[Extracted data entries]
[Start]
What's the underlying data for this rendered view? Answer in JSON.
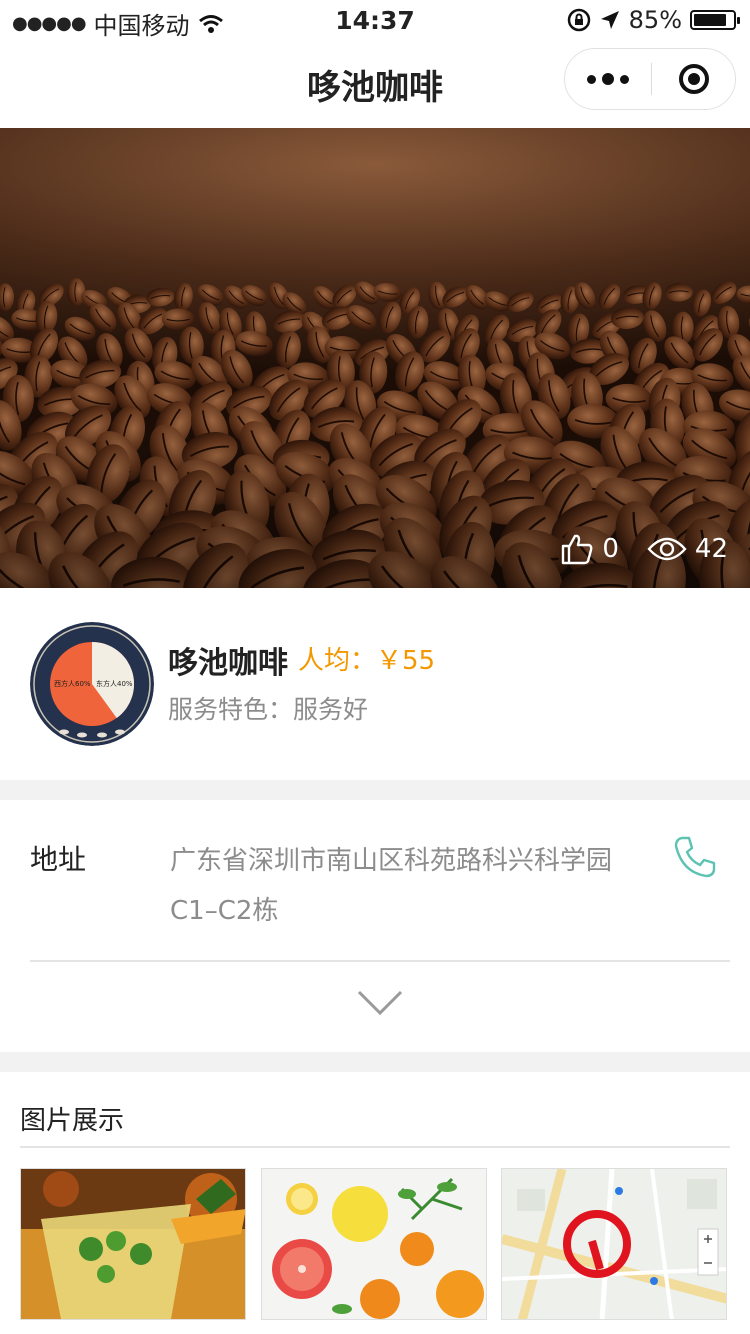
{
  "status": {
    "carrier": "中国移动",
    "time": "14:37",
    "battery_text": "85%",
    "battery_level": 0.85
  },
  "nav": {
    "title": "哆池咖啡"
  },
  "hero": {
    "likes": "0",
    "views": "42"
  },
  "shop": {
    "name": "哆池咖啡",
    "avg_price": "人均：￥55",
    "feature": "服务特色：服务好",
    "logo_labels": {
      "west": "西方人60%",
      "east": "东方人40%"
    }
  },
  "address": {
    "label": "地址",
    "text": "广东省深圳市南山区科苑路科兴科学园C1–C2栋"
  },
  "gallery": {
    "title": "图片展示"
  },
  "colors": {
    "accent_orange": "#f39800",
    "phone_teal": "#5cc2b2",
    "logo_navy": "#25324e",
    "logo_orange": "#f0643c"
  }
}
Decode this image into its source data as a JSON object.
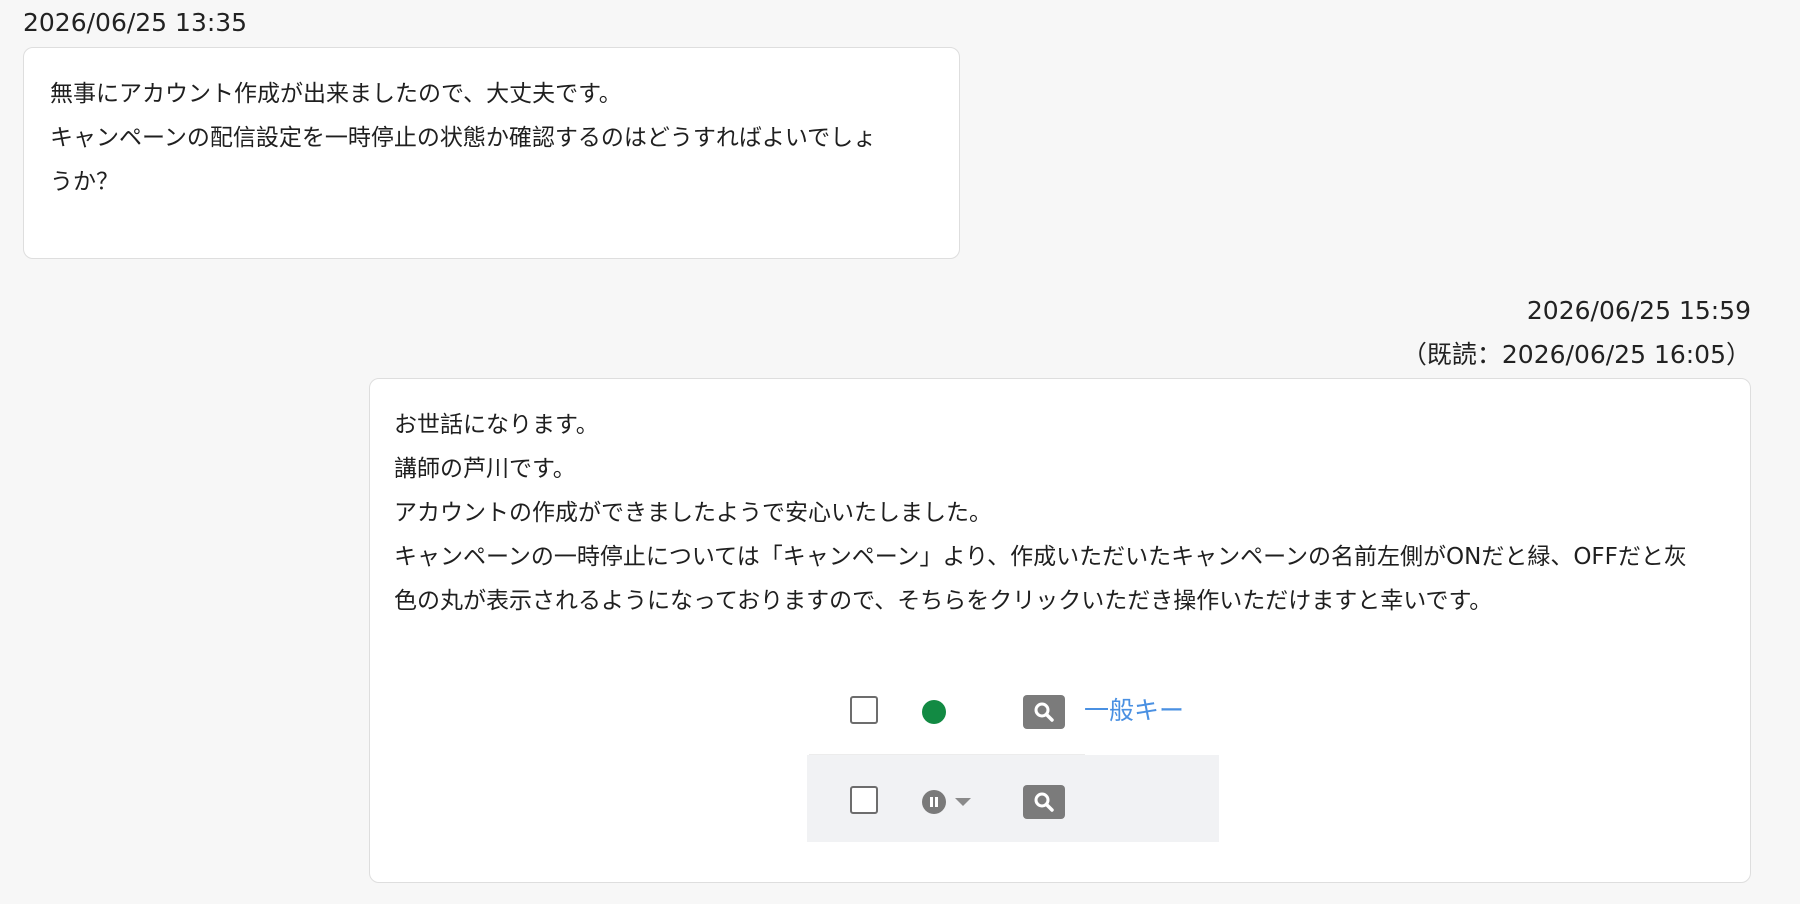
{
  "message1": {
    "timestamp": "2026/06/25 13:35",
    "lines": [
      "無事にアカウント作成が出来ましたので、大丈夫です。",
      "キャンペーンの配信設定を一時停止の状態か確認するのはどうすればよいでしょ",
      "うか？"
    ]
  },
  "message2": {
    "timestamp": "2026/06/25 15:59",
    "read_status": "（既読：2026/06/25 16:05）",
    "lines": [
      "お世話になります。",
      "講師の芦川です。",
      "アカウントの作成ができましたようで安心いたしました。",
      "キャンペーンの一時停止については「キャンペーン」より、作成いただいたキャンペーンの名前左側がONだと緑、OFFだと灰",
      "色の丸が表示されるようになっておりますので、そちらをクリックいただき操作いただけますと幸いです。"
    ],
    "screenshot": {
      "row1_keyword": "一般キー",
      "status_on_color": "#128a43",
      "status_off_color": "#7a7a7a",
      "link_color": "#4a90e2"
    }
  }
}
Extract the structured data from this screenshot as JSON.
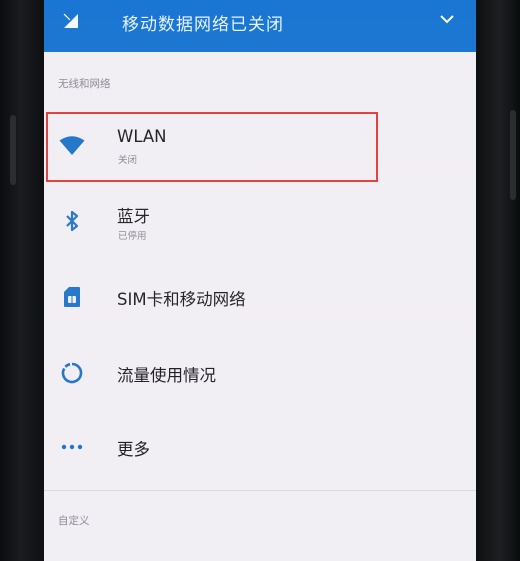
{
  "status_header": {
    "title": "移动数据网络已关闭",
    "signal_icon": "signal-off-icon",
    "expand_icon": "chevron-down-icon",
    "color": "#1976d2"
  },
  "sections": {
    "wireless": {
      "label": "无线和网络"
    },
    "custom": {
      "label": "自定义"
    }
  },
  "settings": {
    "wlan": {
      "label": "WLAN",
      "status": "关闭",
      "icon": "wifi-icon",
      "highlighted": true
    },
    "bluetooth": {
      "label": "蓝牙",
      "status": "已停用",
      "icon": "bluetooth-icon"
    },
    "sim": {
      "label": "SIM卡和移动网络",
      "icon": "sim-card-icon"
    },
    "data_usage": {
      "label": "流量使用情况",
      "icon": "data-usage-icon"
    },
    "more": {
      "label": "更多",
      "icon": "more-icon"
    }
  },
  "colors": {
    "accent": "#1976d2",
    "icon": "#1e73c8",
    "highlight": "#e23b3b",
    "background": "#f1eef4"
  }
}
[End]
* _Work required_
Pictures don't belong in the copy. Restate all the entries exactly.

* _Complete output_
What's the underlying data for this rendered view? Answer in JSON.
{
  "status": {
    "carrier": "中国移动",
    "time": "14:37",
    "battery_text": "85%",
    "battery_level": 0.85
  },
  "nav": {
    "title": "哆池咖啡"
  },
  "hero": {
    "likes": "0",
    "views": "42"
  },
  "shop": {
    "name": "哆池咖啡",
    "avg_price": "人均：￥55",
    "feature": "服务特色：服务好",
    "logo_labels": {
      "west": "西方人60%",
      "east": "东方人40%"
    }
  },
  "address": {
    "label": "地址",
    "text": "广东省深圳市南山区科苑路科兴科学园C1–C2栋"
  },
  "gallery": {
    "title": "图片展示"
  },
  "colors": {
    "accent_orange": "#f39800",
    "phone_teal": "#5cc2b2",
    "logo_navy": "#25324e",
    "logo_orange": "#f0643c"
  }
}
Decode this image into its source data as a JSON object.
{
  "message1": {
    "timestamp": "2026/06/25 13:35",
    "lines": [
      "無事にアカウント作成が出来ましたので、大丈夫です。",
      "キャンペーンの配信設定を一時停止の状態か確認するのはどうすればよいでしょ",
      "うか？"
    ]
  },
  "message2": {
    "timestamp": "2026/06/25 15:59",
    "read_status": "（既読：2026/06/25 16:05）",
    "lines": [
      "お世話になります。",
      "講師の芦川です。",
      "アカウントの作成ができましたようで安心いたしました。",
      "キャンペーンの一時停止については「キャンペーン」より、作成いただいたキャンペーンの名前左側がONだと緑、OFFだと灰",
      "色の丸が表示されるようになっておりますので、そちらをクリックいただき操作いただけますと幸いです。"
    ],
    "screenshot": {
      "row1_keyword": "一般キー",
      "status_on_color": "#128a43",
      "status_off_color": "#7a7a7a",
      "link_color": "#4a90e2"
    }
  }
}
Extract the structured data from this screenshot as JSON.
{
  "status_header": {
    "title": "移动数据网络已关闭",
    "signal_icon": "signal-off-icon",
    "expand_icon": "chevron-down-icon",
    "color": "#1976d2"
  },
  "sections": {
    "wireless": {
      "label": "无线和网络"
    },
    "custom": {
      "label": "自定义"
    }
  },
  "settings": {
    "wlan": {
      "label": "WLAN",
      "status": "关闭",
      "icon": "wifi-icon",
      "highlighted": true
    },
    "bluetooth": {
      "label": "蓝牙",
      "status": "已停用",
      "icon": "bluetooth-icon"
    },
    "sim": {
      "label": "SIM卡和移动网络",
      "icon": "sim-card-icon"
    },
    "data_usage": {
      "label": "流量使用情况",
      "icon": "data-usage-icon"
    },
    "more": {
      "label": "更多",
      "icon": "more-icon"
    }
  },
  "colors": {
    "accent": "#1976d2",
    "icon": "#1e73c8",
    "highlight": "#e23b3b",
    "background": "#f1eef4"
  }
}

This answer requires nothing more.